Your goal = Check each line of the material below for "установленных", then copy the ones that contain it.

Saved entries:
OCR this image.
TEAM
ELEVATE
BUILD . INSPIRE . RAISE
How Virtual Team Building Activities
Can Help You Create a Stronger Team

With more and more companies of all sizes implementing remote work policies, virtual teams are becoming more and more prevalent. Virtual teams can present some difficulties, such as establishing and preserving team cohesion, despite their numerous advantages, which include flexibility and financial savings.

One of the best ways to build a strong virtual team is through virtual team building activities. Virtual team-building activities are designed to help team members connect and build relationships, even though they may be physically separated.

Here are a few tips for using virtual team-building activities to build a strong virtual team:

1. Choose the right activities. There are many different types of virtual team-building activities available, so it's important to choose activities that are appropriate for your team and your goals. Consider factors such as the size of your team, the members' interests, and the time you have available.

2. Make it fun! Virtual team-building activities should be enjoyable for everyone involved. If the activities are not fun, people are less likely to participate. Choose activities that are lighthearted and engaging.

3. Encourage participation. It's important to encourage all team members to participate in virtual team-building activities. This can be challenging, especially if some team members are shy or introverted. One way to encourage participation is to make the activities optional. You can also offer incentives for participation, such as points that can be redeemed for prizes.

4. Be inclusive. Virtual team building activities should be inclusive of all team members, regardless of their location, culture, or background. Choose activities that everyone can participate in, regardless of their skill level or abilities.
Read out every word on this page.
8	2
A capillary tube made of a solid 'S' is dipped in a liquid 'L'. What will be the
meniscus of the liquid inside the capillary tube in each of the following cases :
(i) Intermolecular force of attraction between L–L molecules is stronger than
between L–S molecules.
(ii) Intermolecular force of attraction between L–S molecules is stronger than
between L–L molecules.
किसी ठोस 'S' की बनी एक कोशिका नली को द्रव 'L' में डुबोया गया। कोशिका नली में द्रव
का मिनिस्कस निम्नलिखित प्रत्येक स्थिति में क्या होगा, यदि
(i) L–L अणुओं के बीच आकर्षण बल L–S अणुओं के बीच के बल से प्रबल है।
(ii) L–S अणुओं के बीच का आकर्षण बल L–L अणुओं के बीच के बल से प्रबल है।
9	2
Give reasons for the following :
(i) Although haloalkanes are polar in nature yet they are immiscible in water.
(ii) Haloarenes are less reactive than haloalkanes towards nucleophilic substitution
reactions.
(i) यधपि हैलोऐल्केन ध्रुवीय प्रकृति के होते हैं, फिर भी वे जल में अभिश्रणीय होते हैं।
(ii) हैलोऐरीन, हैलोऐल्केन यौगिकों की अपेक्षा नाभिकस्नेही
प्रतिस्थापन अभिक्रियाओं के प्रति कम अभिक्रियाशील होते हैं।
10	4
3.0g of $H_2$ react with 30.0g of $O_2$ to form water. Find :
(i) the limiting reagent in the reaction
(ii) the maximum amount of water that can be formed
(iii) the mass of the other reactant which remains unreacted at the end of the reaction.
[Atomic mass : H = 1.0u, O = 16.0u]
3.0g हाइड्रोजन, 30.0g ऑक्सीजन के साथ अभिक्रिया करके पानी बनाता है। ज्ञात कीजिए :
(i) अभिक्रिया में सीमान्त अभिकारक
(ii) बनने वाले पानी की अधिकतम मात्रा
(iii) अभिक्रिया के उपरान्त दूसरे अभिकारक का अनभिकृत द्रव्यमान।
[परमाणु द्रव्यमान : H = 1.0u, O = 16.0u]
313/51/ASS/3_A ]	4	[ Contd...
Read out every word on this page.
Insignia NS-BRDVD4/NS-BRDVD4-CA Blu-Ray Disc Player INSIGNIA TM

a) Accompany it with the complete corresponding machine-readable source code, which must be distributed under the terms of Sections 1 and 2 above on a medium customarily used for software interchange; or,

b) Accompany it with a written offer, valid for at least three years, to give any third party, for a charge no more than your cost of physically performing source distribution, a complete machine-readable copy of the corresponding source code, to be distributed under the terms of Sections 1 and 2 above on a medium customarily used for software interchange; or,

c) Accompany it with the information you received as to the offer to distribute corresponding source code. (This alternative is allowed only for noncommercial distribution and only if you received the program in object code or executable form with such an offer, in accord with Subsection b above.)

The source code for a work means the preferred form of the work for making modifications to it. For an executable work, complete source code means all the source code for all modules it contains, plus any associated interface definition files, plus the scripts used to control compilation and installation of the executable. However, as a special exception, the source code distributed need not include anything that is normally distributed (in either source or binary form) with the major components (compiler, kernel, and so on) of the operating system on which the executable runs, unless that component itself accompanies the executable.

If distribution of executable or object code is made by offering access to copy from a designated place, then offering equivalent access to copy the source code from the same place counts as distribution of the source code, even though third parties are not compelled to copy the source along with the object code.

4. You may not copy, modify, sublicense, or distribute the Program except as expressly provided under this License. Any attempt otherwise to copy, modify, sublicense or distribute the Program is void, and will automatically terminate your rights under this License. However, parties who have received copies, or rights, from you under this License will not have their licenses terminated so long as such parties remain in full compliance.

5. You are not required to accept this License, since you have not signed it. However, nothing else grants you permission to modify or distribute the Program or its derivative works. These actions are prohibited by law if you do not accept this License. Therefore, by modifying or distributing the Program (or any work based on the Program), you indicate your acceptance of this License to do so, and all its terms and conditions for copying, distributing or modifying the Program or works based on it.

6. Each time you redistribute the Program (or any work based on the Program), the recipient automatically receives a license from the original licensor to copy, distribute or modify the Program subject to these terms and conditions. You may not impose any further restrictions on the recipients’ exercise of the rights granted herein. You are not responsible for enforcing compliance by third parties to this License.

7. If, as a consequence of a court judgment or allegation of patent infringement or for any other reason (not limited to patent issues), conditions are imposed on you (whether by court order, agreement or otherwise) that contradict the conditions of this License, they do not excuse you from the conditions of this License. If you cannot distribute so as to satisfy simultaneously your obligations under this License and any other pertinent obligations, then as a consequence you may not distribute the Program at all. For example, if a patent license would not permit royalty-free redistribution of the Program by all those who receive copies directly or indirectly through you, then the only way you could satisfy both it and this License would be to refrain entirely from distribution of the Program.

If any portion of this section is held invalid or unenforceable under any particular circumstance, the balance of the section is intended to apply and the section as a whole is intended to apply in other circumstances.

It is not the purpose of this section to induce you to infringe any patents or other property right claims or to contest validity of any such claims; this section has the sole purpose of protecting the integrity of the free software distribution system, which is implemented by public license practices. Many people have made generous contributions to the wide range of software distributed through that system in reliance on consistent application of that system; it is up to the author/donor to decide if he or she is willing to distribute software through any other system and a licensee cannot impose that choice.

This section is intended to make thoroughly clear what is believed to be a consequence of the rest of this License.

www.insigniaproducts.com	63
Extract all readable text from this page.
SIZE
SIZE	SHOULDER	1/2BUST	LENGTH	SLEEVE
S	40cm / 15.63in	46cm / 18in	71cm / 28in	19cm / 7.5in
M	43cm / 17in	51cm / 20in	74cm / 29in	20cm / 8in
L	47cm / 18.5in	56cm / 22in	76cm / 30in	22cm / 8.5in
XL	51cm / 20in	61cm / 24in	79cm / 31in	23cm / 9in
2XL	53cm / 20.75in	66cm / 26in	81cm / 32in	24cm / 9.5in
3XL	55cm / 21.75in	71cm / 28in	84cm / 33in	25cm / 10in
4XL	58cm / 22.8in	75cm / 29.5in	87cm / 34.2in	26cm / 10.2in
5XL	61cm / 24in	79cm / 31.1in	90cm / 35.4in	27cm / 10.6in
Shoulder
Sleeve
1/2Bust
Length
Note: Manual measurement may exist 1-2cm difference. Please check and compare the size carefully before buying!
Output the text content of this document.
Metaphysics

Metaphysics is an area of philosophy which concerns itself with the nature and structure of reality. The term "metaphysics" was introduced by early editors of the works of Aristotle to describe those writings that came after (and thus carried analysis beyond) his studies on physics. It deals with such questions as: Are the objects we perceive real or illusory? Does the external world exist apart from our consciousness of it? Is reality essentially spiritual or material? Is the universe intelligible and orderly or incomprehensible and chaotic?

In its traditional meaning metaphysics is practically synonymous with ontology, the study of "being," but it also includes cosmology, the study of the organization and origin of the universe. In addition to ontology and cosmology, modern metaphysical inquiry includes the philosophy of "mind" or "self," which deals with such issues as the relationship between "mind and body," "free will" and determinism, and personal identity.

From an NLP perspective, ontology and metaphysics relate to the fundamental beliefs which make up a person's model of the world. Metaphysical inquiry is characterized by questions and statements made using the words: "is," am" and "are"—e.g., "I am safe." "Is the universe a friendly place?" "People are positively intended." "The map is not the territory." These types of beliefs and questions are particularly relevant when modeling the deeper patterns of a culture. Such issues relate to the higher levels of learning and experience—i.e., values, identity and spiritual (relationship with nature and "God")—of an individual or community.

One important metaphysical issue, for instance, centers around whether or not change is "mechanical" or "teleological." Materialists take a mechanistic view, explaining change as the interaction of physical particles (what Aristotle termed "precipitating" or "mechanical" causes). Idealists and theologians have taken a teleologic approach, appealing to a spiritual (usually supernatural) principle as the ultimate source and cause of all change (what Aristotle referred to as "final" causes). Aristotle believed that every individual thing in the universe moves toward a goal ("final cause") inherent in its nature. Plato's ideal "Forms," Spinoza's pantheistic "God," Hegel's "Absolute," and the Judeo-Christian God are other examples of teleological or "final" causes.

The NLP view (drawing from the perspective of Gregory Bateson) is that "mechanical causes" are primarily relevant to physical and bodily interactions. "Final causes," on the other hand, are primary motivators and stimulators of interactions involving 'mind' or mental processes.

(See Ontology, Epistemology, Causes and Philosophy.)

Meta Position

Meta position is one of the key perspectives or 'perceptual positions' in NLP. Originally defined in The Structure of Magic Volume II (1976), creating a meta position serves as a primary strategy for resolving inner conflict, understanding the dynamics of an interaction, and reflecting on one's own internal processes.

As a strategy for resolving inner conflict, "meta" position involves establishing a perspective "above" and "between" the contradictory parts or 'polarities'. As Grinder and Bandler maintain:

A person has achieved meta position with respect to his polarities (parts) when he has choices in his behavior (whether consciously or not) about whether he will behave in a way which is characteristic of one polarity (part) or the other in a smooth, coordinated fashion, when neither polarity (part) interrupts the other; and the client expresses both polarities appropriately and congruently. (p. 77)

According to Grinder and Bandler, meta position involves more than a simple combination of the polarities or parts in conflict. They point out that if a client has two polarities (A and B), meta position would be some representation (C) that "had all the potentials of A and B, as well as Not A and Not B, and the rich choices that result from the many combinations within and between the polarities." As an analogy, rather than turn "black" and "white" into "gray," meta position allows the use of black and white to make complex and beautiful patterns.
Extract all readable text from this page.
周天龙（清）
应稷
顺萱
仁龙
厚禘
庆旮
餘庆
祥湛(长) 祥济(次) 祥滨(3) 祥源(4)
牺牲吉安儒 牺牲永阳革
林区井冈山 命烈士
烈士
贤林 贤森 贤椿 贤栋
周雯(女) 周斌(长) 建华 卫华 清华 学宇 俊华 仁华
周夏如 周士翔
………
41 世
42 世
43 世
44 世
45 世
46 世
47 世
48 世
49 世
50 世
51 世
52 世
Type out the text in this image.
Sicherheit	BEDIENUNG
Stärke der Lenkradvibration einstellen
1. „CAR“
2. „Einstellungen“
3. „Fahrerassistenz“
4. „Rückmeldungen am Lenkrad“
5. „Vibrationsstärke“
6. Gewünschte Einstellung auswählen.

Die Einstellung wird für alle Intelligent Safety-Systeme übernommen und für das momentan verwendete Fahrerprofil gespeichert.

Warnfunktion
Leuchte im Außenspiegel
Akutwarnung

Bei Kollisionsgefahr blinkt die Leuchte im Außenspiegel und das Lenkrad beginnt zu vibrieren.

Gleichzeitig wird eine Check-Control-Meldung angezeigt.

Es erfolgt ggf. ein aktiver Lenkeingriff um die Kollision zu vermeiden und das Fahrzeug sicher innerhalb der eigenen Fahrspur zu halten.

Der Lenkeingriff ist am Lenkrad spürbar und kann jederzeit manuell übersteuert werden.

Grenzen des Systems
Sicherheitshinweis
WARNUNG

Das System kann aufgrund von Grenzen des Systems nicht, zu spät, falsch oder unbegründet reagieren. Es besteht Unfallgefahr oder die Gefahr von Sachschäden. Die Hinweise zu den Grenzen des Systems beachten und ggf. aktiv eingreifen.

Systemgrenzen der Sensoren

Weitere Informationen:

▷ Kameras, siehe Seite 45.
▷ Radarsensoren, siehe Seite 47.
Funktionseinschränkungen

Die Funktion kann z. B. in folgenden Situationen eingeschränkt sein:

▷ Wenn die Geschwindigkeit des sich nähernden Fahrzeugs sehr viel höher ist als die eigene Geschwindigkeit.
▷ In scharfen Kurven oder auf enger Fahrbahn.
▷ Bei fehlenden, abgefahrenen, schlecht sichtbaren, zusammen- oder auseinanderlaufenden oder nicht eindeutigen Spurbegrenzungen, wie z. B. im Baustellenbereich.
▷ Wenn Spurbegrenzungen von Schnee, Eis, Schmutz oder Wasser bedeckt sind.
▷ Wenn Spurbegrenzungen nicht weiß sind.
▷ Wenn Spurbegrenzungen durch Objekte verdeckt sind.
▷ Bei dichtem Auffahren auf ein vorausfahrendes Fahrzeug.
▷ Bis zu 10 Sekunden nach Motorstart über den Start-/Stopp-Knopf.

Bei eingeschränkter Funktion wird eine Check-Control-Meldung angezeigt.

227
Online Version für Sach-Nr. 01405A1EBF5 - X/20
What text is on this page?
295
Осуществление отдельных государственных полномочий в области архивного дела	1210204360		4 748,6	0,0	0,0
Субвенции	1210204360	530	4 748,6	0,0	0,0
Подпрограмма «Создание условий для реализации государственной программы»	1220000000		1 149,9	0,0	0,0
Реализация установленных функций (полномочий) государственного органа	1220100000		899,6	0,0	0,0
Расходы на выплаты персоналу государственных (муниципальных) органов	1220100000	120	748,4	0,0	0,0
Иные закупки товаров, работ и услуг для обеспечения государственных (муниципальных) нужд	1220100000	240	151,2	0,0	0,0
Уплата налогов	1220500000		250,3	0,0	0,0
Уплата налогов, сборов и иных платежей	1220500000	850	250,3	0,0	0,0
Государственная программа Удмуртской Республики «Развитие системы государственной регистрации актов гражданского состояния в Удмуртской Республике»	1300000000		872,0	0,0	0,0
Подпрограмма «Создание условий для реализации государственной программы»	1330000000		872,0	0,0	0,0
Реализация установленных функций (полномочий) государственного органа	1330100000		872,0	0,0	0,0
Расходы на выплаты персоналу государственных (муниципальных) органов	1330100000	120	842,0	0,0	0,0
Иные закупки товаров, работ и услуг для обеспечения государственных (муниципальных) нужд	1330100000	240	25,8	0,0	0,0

Exercise answer =
Реализация установленных функций (полномочий) государственного органа	1220100000		899,6	0,0	0,0
Реализация установленных функций (полномочий) государственного органа	1330100000		872,0	0,0	0,0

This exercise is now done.